---- EXERCISE INPUT
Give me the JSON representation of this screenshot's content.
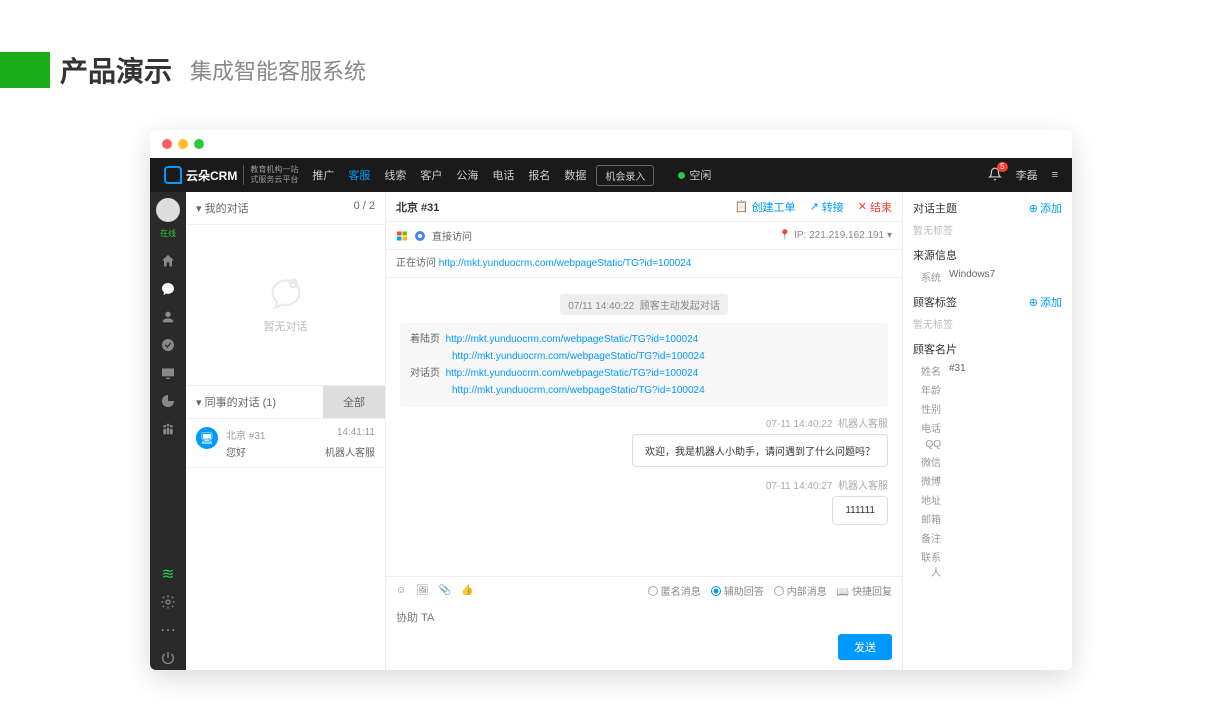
{
  "page": {
    "title": "产品演示",
    "subtitle": "集成智能客服系统"
  },
  "brand": {
    "name": "云朵CRM",
    "sub1": "教育机构一站",
    "sub2": "式服务云平台"
  },
  "nav": {
    "items": [
      "推广",
      "客服",
      "线索",
      "客户",
      "公海",
      "电话",
      "报名",
      "数据"
    ],
    "active": 1,
    "record": "机会录入",
    "idle": "空闲",
    "user": "李磊",
    "badge": "5"
  },
  "iconbar": {
    "online": "在线"
  },
  "convlist": {
    "mine": "我的对话",
    "count": "0 / 2",
    "empty": "暂无对话",
    "peer": "同事的对话 (1)",
    "all": "全部",
    "item": {
      "loc": "北京 #31",
      "time": "14:41:11",
      "msg": "您好",
      "agent": "机器人客服"
    }
  },
  "chat": {
    "title": "北京 #31",
    "actions": {
      "ticket": "创建工单",
      "transfer": "转接",
      "end": "结束"
    },
    "visit": {
      "direct": "直接访问",
      "ip_lbl": "IP:",
      "ip": "221.219.162.191",
      "visiting_lbl": "正在访问",
      "visiting_url": "http://mkt.yunduocrm.com/webpageStatic/TG?id=100024"
    },
    "sys": {
      "ts": "07/11 14:40:22",
      "txt": "顾客主动发起对话"
    },
    "urls": {
      "land_lbl": "着陆页",
      "land1": "http://mkt.yunduocrm.com/webpageStatic/TG?id=100024",
      "land2": "http://mkt.yunduocrm.com/webpageStatic/TG?id=100024",
      "conv_lbl": "对话页",
      "conv1": "http://mkt.yunduocrm.com/webpageStatic/TG?id=100024",
      "conv2": "http://mkt.yunduocrm.com/webpageStatic/TG?id=100024"
    },
    "m1": {
      "ts": "07-11 14:40:22",
      "who": "机器人客服",
      "text": "欢迎，我是机器人小助手，请问遇到了什么问题吗？"
    },
    "m2": {
      "ts": "07-11 14:40:27",
      "who": "机器人客服",
      "text": "111111"
    },
    "opts": {
      "anon": "匿名消息",
      "assist": "辅助回答",
      "internal": "内部消息",
      "quick": "快捷回复"
    },
    "placeholder": "协助 TA",
    "send": "发送"
  },
  "rpanel": {
    "topic": {
      "title": "对话主题",
      "add": "添加",
      "empty": "暂无标签"
    },
    "source": {
      "title": "来源信息",
      "sys_lbl": "系统",
      "sys_val": "Windows7"
    },
    "tags": {
      "title": "顾客标签",
      "add": "添加",
      "empty": "暂无标签"
    },
    "card": {
      "title": "顾客名片",
      "fields": [
        {
          "k": "姓名",
          "v": "#31"
        },
        {
          "k": "年龄",
          "v": ""
        },
        {
          "k": "性别",
          "v": ""
        },
        {
          "k": "电话",
          "v": ""
        },
        {
          "k": "QQ",
          "v": ""
        },
        {
          "k": "微信",
          "v": ""
        },
        {
          "k": "微博",
          "v": ""
        },
        {
          "k": "地址",
          "v": ""
        },
        {
          "k": "邮箱",
          "v": ""
        },
        {
          "k": "备注",
          "v": ""
        },
        {
          "k": "联系人",
          "v": ""
        }
      ]
    }
  }
}
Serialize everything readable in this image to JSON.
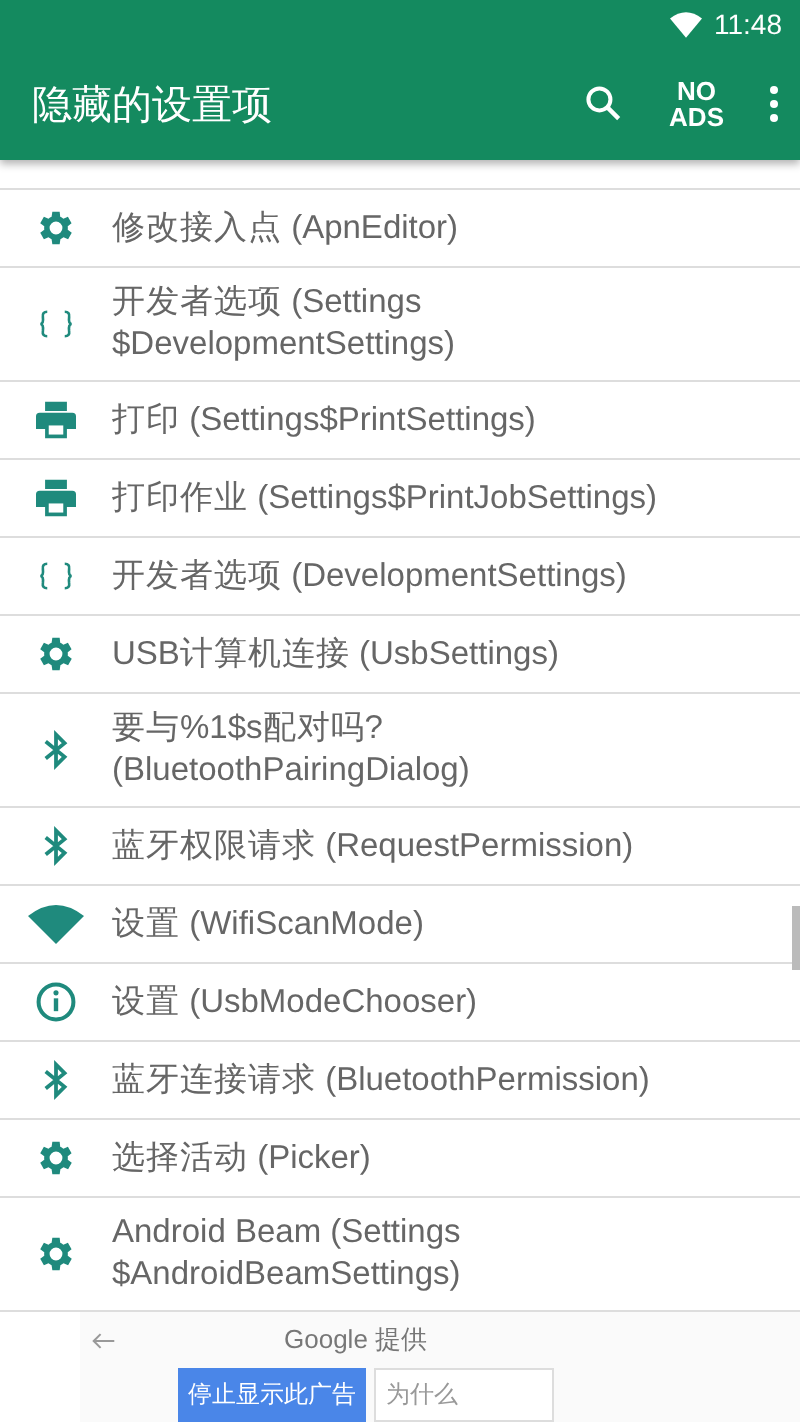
--------
## WORK TO COMPLETE
Repeat each record exactly as shown above, dropping all images.

## TASK ANSWER
Give me the JSON representation of this screenshot's content.
{
  "page": {
    "title": "产品演示",
    "subtitle": "集成智能客服系统"
  },
  "brand": {
    "name": "云朵CRM",
    "sub1": "教育机构一站",
    "sub2": "式服务云平台"
  },
  "nav": {
    "items": [
      "推广",
      "客服",
      "线索",
      "客户",
      "公海",
      "电话",
      "报名",
      "数据"
    ],
    "active": 1,
    "record": "机会录入",
    "idle": "空闲",
    "user": "李磊",
    "badge": "5"
  },
  "iconbar": {
    "online": "在线"
  },
  "convlist": {
    "mine": "我的对话",
    "count": "0 / 2",
    "empty": "暂无对话",
    "peer": "同事的对话 (1)",
    "all": "全部",
    "item": {
      "loc": "北京 #31",
      "time": "14:41:11",
      "msg": "您好",
      "agent": "机器人客服"
    }
  },
  "chat": {
    "title": "北京 #31",
    "actions": {
      "ticket": "创建工单",
      "transfer": "转接",
      "end": "结束"
    },
    "visit": {
      "direct": "直接访问",
      "ip_lbl": "IP:",
      "ip": "221.219.162.191",
      "visiting_lbl": "正在访问",
      "visiting_url": "http://mkt.yunduocrm.com/webpageStatic/TG?id=100024"
    },
    "sys": {
      "ts": "07/11 14:40:22",
      "txt": "顾客主动发起对话"
    },
    "urls": {
      "land_lbl": "着陆页",
      "land1": "http://mkt.yunduocrm.com/webpageStatic/TG?id=100024",
      "land2": "http://mkt.yunduocrm.com/webpageStatic/TG?id=100024",
      "conv_lbl": "对话页",
      "conv1": "http://mkt.yunduocrm.com/webpageStatic/TG?id=100024",
      "conv2": "http://mkt.yunduocrm.com/webpageStatic/TG?id=100024"
    },
    "m1": {
      "ts": "07-11 14:40:22",
      "who": "机器人客服",
      "text": "欢迎，我是机器人小助手，请问遇到了什么问题吗？"
    },
    "m2": {
      "ts": "07-11 14:40:27",
      "who": "机器人客服",
      "text": "111111"
    },
    "opts": {
      "anon": "匿名消息",
      "assist": "辅助回答",
      "internal": "内部消息",
      "quick": "快捷回复"
    },
    "placeholder": "协助 TA",
    "send": "发送"
  },
  "rpanel": {
    "topic": {
      "title": "对话主题",
      "add": "添加",
      "empty": "暂无标签"
    },
    "source": {
      "title": "来源信息",
      "sys_lbl": "系统",
      "sys_val": "Windows7"
    },
    "tags": {
      "title": "顾客标签",
      "add": "添加",
      "empty": "暂无标签"
    },
    "card": {
      "title": "顾客名片",
      "fields": [
        {
          "k": "姓名",
          "v": "#31"
        },
        {
          "k": "年龄",
          "v": ""
        },
        {
          "k": "性别",
          "v": ""
        },
        {
          "k": "电话",
          "v": ""
        },
        {
          "k": "QQ",
          "v": ""
        },
        {
          "k": "微信",
          "v": ""
        },
        {
          "k": "微博",
          "v": ""
        },
        {
          "k": "地址",
          "v": ""
        },
        {
          "k": "邮箱",
          "v": ""
        },
        {
          "k": "备注",
          "v": ""
        },
        {
          "k": "联系人",
          "v": ""
        }
      ]
    }
  }
}
Serialize everything readable in this image to JSON.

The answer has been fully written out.